§ **JOB**: Return the records, each one exactly as written.

# # # #

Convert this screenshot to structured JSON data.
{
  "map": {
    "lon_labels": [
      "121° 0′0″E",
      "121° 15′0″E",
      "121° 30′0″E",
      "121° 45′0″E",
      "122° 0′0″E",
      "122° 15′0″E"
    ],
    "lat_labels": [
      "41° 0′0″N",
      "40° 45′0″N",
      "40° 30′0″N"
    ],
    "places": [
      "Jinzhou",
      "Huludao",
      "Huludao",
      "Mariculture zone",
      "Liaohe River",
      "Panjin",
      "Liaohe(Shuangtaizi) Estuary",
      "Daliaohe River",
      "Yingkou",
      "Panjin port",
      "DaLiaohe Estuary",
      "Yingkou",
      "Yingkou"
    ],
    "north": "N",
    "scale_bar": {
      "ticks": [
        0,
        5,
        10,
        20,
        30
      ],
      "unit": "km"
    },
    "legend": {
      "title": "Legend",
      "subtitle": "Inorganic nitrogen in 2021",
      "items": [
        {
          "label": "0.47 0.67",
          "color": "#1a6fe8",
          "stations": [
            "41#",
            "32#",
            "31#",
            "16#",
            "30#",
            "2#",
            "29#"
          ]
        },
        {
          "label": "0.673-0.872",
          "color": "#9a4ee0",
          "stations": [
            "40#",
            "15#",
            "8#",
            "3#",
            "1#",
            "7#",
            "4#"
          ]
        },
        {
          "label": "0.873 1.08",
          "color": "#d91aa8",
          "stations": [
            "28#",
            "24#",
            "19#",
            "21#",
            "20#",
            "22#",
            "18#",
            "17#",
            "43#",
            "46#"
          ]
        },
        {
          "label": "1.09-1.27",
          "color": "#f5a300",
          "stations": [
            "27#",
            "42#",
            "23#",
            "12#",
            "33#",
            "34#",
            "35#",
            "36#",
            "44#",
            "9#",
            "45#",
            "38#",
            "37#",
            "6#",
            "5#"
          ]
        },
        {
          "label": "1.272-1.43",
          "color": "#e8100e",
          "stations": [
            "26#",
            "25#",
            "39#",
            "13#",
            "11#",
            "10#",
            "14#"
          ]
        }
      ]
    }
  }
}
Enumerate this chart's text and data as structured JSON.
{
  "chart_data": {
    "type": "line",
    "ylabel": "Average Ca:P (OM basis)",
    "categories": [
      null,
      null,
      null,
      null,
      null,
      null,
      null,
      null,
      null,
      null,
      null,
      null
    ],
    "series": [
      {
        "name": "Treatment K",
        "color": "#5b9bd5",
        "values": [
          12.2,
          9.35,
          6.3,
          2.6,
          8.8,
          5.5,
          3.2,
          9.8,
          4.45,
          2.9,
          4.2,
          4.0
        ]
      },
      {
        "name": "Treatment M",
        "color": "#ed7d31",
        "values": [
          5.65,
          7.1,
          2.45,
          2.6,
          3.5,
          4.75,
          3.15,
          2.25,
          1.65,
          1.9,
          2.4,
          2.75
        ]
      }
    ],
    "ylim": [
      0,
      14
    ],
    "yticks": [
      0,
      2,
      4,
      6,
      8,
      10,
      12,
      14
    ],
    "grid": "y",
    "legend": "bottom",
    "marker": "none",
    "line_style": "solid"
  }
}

# # # #

§ **RESULT**:
Convert this screenshot to structured JSON data.
{
  "map": {
    "lon_labels": [
      "121° 0′0″E",
      "121° 15′0″E",
      "121° 30′0″E",
      "121° 45′0″E",
      "122° 0′0″E",
      "122° 15′0″E"
    ],
    "lat_labels": [
      "41° 0′0″N",
      "40° 45′0″N",
      "40° 30′0″N"
    ],
    "places": [
      "Jinzhou",
      "Huludao",
      "Huludao",
      "Mariculture zone",
      "Liaohe River",
      "Panjin",
      "Liaohe(Shuangtaizi) Estuary",
      "Daliaohe River",
      "Yingkou",
      "Panjin port",
      "DaLiaohe Estuary",
      "Yingkou",
      "Yingkou"
    ],
    "north": "N",
    "scale_bar": {
      "ticks": [
        0,
        5,
        10,
        20,
        30
      ],
      "unit": "km"
    },
    "legend": {
      "title": "Legend",
      "subtitle": "Inorganic nitrogen in 2021",
      "items": [
        {
          "label": "0.47 0.67",
          "color": "#1a6fe8",
          "stations": [
            "41#",
            "32#",
            "31#",
            "16#",
            "30#",
            "2#",
            "29#"
          ]
        },
        {
          "label": "0.673-0.872",
          "color": "#9a4ee0",
          "stations": [
            "40#",
            "15#",
            "8#",
            "3#",
            "1#",
            "7#",
            "4#"
          ]
        },
        {
          "label": "0.873 1.08",
          "color": "#d91aa8",
          "stations": [
            "28#",
            "24#",
            "19#",
            "21#",
            "20#",
            "22#",
            "18#",
            "17#",
            "43#",
            "46#"
          ]
        },
        {
          "label": "1.09-1.27",
          "color": "#f5a300",
          "stations": [
            "27#",
            "42#",
            "23#",
            "12#",
            "33#",
            "34#",
            "35#",
            "36#",
            "44#",
            "9#",
            "45#",
            "38#",
            "37#",
            "6#",
            "5#"
          ]
        },
        {
          "label": "1.272-1.43",
          "color": "#e8100e",
          "stations": [
            "26#",
            "25#",
            "39#",
            "13#",
            "11#",
            "10#",
            "14#"
          ]
        }
      ]
    }
  }
}
Enumerate this chart's text and data as structured JSON.
{
  "chart_data": {
    "type": "line",
    "ylabel": "Average Ca:P (OM basis)",
    "categories": [
      null,
      null,
      null,
      null,
      null,
      null,
      null,
      null,
      null,
      null,
      null,
      null
    ],
    "series": [
      {
        "name": "Treatment K",
        "color": "#5b9bd5",
        "values": [
          12.2,
          9.35,
          6.3,
          2.6,
          8.8,
          5.5,
          3.2,
          9.8,
          4.45,
          2.9,
          4.2,
          4.0
        ]
      },
      {
        "name": "Treatment M",
        "color": "#ed7d31",
        "values": [
          5.65,
          7.1,
          2.45,
          2.6,
          3.5,
          4.75,
          3.15,
          2.25,
          1.65,
          1.9,
          2.4,
          2.75
        ]
      }
    ],
    "ylim": [
      0,
      14
    ],
    "yticks": [
      0,
      2,
      4,
      6,
      8,
      10,
      12,
      14
    ],
    "grid": "y",
    "legend": "bottom",
    "marker": "none",
    "line_style": "solid"
  }
}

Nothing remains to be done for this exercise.